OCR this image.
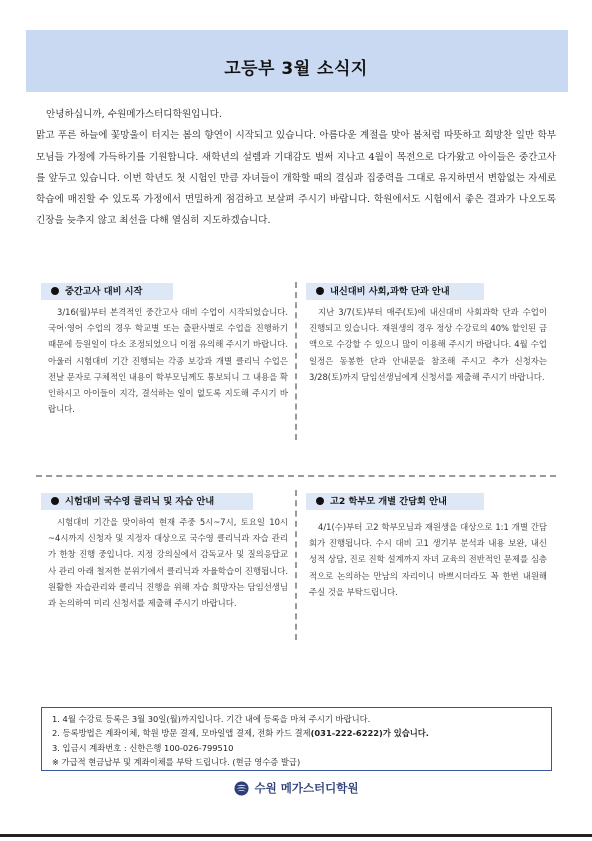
고등부 3월 소식지

안녕하십니까, 수원메가스터디학원입니다.

맑고 푸른 하늘에 꽃망울이 터지는 봄의 향연이 시작되고 있습니다. 아름다운 계절을 맞아 봄처럼 따뜻하고 희망찬 일만 학부모님들 가정에 가득하기를 기원합니다. 새학년의 설렘과 기대감도 벌써 지나고 4월이 목전으로 다가왔고 아이들은 중간고사를 앞두고 있습니다. 이번 학년도 첫 시험인 만큼 자녀들이 개학할 때의 결심과 집중력을 그대로 유지하면서 변함없는 자세로 학습에 매진할 수 있도록 가정에서 면밀하게 점검하고 보살펴 주시기 바랍니다. 학원에서도 시험에서 좋은 결과가 나오도록 긴장을 늦추지 않고 최선을 다해 열심히 지도하겠습니다.

중간고사 대비 시작

3/16(월)부터 본격적인 중간고사 대비 수업이 시작되었습니다. 국어·영어 수업의 경우 학교별 또는 출판사별로 수업을 진행하기 때문에 등원일이 다소 조정되었으니 이점 유의해 주시기 바랍니다. 아울러 시험대비 기간 진행되는 각종 보강과 개별 클리닉 수업은 전날 문자로 구체적인 내용이 학부모님께도 통보되니 그 내용을 확인하시고 아이들이 지각, 결석하는 일이 없도록 지도해 주시기 바랍니다.

내신대비 사회,과학 단과 안내

지난 3/7(토)부터 매주(토)에 내신대비 사회과학 단과 수업이 진행되고 있습니다. 재원생의 경우 정상 수강료의 40% 할인된 금액으로 수강할 수 있으니 많이 이용해 주시기 바랍니다. 4월 수업 일정은 동봉한 단과 안내문을 참조해 주시고 추가 신청자는 3/28(토)까지 담임선생님에게 신청서를 제출해 주시기 바랍니다.

시험대비 국수영 클리닉 및 자습 안내

시험대비 기간을 맞이하여 현재 주중 5시~7시, 토요일 10시~4시까지 신청자 및 지정자 대상으로 국수영 클리닉과 자습 관리가 한창 진행 중입니다. 지정 강의실에서 감독교사 및 질의응답교사 관리 아래 철저한 분위기에서 클리닉과 자율학습이 진행됩니다. 원활한 자습관리와 클리닉 진행을 위해 자습 희망자는 담임선생님과 논의하여 미리 신청서를 제출해 주시기 바랍니다.

고2 학부모 개별 간담회 안내

4/1(수)부터 고2 학부모님과 재원생을 대상으로 1:1 개별 간담회가 진행됩니다. 수시 대비 고1 생기부 분석과 내용 보완, 내신 성적 상담, 진로 진학 설계까지 자녀 교육의 전반적인 문제를 심층적으로 논의하는 만남의 자리이니 바쁘시더라도 꼭 한번 내원해 주실 것을 부탁드립니다.

1. 4월 수강료 등록은 3월 30일(월)까지입니다. 기간 내에 등록을 마쳐 주시기 바랍니다.
2. 등록방법은 계좌이체, 학원 방문 결제, 모바일앱 결제, 전화 카드 결제(031-222-6222)가 있습니다.
3. 입금시 계좌번호 : 신한은행 100-026-799510
※ 가급적 현금납부 및 계좌이체를 부탁 드립니다. (현금 영수증 발급)
수원 메가스터디학원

## Work to do
Keep every word of the data as it is when you write it out, but drop the pictures.

## Completed exercise
OCR this image.
고등부 3월 소식지

안녕하십니까, 수원메가스터디학원입니다.

맑고 푸른 하늘에 꽃망울이 터지는 봄의 향연이 시작되고 있습니다. 아름다운 계절을 맞아 봄처럼 따뜻하고 희망찬 일만 학부모님들 가정에 가득하기를 기원합니다. 새학년의 설렘과 기대감도 벌써 지나고 4월이 목전으로 다가왔고 아이들은 중간고사를 앞두고 있습니다. 이번 학년도 첫 시험인 만큼 자녀들이 개학할 때의 결심과 집중력을 그대로 유지하면서 변함없는 자세로 학습에 매진할 수 있도록 가정에서 면밀하게 점검하고 보살펴 주시기 바랍니다. 학원에서도 시험에서 좋은 결과가 나오도록 긴장을 늦추지 않고 최선을 다해 열심히 지도하겠습니다.

중간고사 대비 시작

3/16(월)부터 본격적인 중간고사 대비 수업이 시작되었습니다. 국어·영어 수업의 경우 학교별 또는 출판사별로 수업을 진행하기 때문에 등원일이 다소 조정되었으니 이점 유의해 주시기 바랍니다. 아울러 시험대비 기간 진행되는 각종 보강과 개별 클리닉 수업은 전날 문자로 구체적인 내용이 학부모님께도 통보되니 그 내용을 확인하시고 아이들이 지각, 결석하는 일이 없도록 지도해 주시기 바랍니다.

내신대비 사회,과학 단과 안내

지난 3/7(토)부터 매주(토)에 내신대비 사회과학 단과 수업이 진행되고 있습니다. 재원생의 경우 정상 수강료의 40% 할인된 금액으로 수강할 수 있으니 많이 이용해 주시기 바랍니다. 4월 수업 일정은 동봉한 단과 안내문을 참조해 주시고 추가 신청자는 3/28(토)까지 담임선생님에게 신청서를 제출해 주시기 바랍니다.

시험대비 국수영 클리닉 및 자습 안내

시험대비 기간을 맞이하여 현재 주중 5시~7시, 토요일 10시~4시까지 신청자 및 지정자 대상으로 국수영 클리닉과 자습 관리가 한창 진행 중입니다. 지정 강의실에서 감독교사 및 질의응답교사 관리 아래 철저한 분위기에서 클리닉과 자율학습이 진행됩니다. 원활한 자습관리와 클리닉 진행을 위해 자습 희망자는 담임선생님과 논의하여 미리 신청서를 제출해 주시기 바랍니다.

고2 학부모 개별 간담회 안내

4/1(수)부터 고2 학부모님과 재원생을 대상으로 1:1 개별 간담회가 진행됩니다. 수시 대비 고1 생기부 분석과 내용 보완, 내신 성적 상담, 진로 진학 설계까지 자녀 교육의 전반적인 문제를 심층적으로 논의하는 만남의 자리이니 바쁘시더라도 꼭 한번 내원해 주실 것을 부탁드립니다.

1. 4월 수강료 등록은 3월 30일(월)까지입니다. 기간 내에 등록을 마쳐 주시기 바랍니다.
2. 등록방법은 계좌이체, 학원 방문 결제, 모바일앱 결제, 전화 카드 결제(031-222-6222)가 있습니다.
3. 입금시 계좌번호 : 신한은행 100-026-799510
※ 가급적 현금납부 및 계좌이체를 부탁 드립니다. (현금 영수증 발급)
수원 메가스터디학원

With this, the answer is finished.